----- INPUT RECORDS -----

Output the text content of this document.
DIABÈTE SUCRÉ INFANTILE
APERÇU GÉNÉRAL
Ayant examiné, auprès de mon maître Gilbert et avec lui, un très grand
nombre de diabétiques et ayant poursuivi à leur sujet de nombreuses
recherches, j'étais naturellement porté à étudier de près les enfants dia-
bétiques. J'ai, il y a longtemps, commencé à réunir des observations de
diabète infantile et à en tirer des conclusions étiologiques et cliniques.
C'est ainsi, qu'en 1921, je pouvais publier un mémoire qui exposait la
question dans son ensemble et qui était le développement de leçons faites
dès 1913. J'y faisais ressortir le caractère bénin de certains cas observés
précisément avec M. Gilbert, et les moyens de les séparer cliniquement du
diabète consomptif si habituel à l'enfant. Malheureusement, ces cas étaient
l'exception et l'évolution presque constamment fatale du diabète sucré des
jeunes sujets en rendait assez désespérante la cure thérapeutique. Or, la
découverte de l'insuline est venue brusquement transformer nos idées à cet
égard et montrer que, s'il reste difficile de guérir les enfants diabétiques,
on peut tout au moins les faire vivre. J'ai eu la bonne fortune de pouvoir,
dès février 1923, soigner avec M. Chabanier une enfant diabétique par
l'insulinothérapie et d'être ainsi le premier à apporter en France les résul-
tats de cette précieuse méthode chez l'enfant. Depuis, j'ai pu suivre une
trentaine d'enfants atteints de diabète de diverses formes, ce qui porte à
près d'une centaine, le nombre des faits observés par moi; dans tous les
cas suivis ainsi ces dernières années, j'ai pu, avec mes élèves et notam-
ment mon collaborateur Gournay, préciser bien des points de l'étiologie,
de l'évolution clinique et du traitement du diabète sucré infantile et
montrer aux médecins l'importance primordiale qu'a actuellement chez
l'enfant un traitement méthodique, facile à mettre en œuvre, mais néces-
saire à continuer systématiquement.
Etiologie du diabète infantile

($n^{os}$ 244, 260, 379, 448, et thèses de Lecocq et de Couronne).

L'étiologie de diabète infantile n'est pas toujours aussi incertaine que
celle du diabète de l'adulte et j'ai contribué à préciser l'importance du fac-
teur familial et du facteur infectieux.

-----

# SHORT EXERCISE
Reproduce the material above, every line of it, exactly.

# OUTPUT OF THE EXERCISE
Output the text content of this document.
DIABÈTE SUCRÉ INFANTILE
APERÇU GÉNÉRAL
Ayant examiné, auprès de mon maître Gilbert et avec lui, un très grand
nombre de diabétiques et ayant poursuivi à leur sujet de nombreuses
recherches, j'étais naturellement porté à étudier de près les enfants dia-
bétiques. J'ai, il y a longtemps, commencé à réunir des observations de
diabète infantile et à en tirer des conclusions étiologiques et cliniques.
C'est ainsi, qu'en 1921, je pouvais publier un mémoire qui exposait la
question dans son ensemble et qui était le développement de leçons faites
dès 1913. J'y faisais ressortir le caractère bénin de certains cas observés
précisément avec M. Gilbert, et les moyens de les séparer cliniquement du
diabète consomptif si habituel à l'enfant. Malheureusement, ces cas étaient
l'exception et l'évolution presque constamment fatale du diabète sucré des
jeunes sujets en rendait assez désespérante la cure thérapeutique. Or, la
découverte de l'insuline est venue brusquement transformer nos idées à cet
égard et montrer que, s'il reste difficile de guérir les enfants diabétiques,
on peut tout au moins les faire vivre. J'ai eu la bonne fortune de pouvoir,
dès février 1923, soigner avec M. Chabanier une enfant diabétique par
l'insulinothérapie et d'être ainsi le premier à apporter en France les résul-
tats de cette précieuse méthode chez l'enfant. Depuis, j'ai pu suivre une
trentaine d'enfants atteints de diabète de diverses formes, ce qui porte à
près d'une centaine, le nombre des faits observés par moi; dans tous les
cas suivis ainsi ces dernières années, j'ai pu, avec mes élèves et notam-
ment mon collaborateur Gournay, préciser bien des points de l'étiologie,
de l'évolution clinique et du traitement du diabète sucré infantile et
montrer aux médecins l'importance primordiale qu'a actuellement chez
l'enfant un traitement méthodique, facile à mettre en œuvre, mais néces-
saire à continuer systématiquement.
Etiologie du diabète infantile

($n^{os}$ 244, 260, 379, 448, et thèses de Lecocq et de Couronne).

L'étiologie de diabète infantile n'est pas toujours aussi incertaine que
celle du diabète de l'adulte et j'ai contribué à préciser l'importance du fac-
teur familial et du facteur infectieux.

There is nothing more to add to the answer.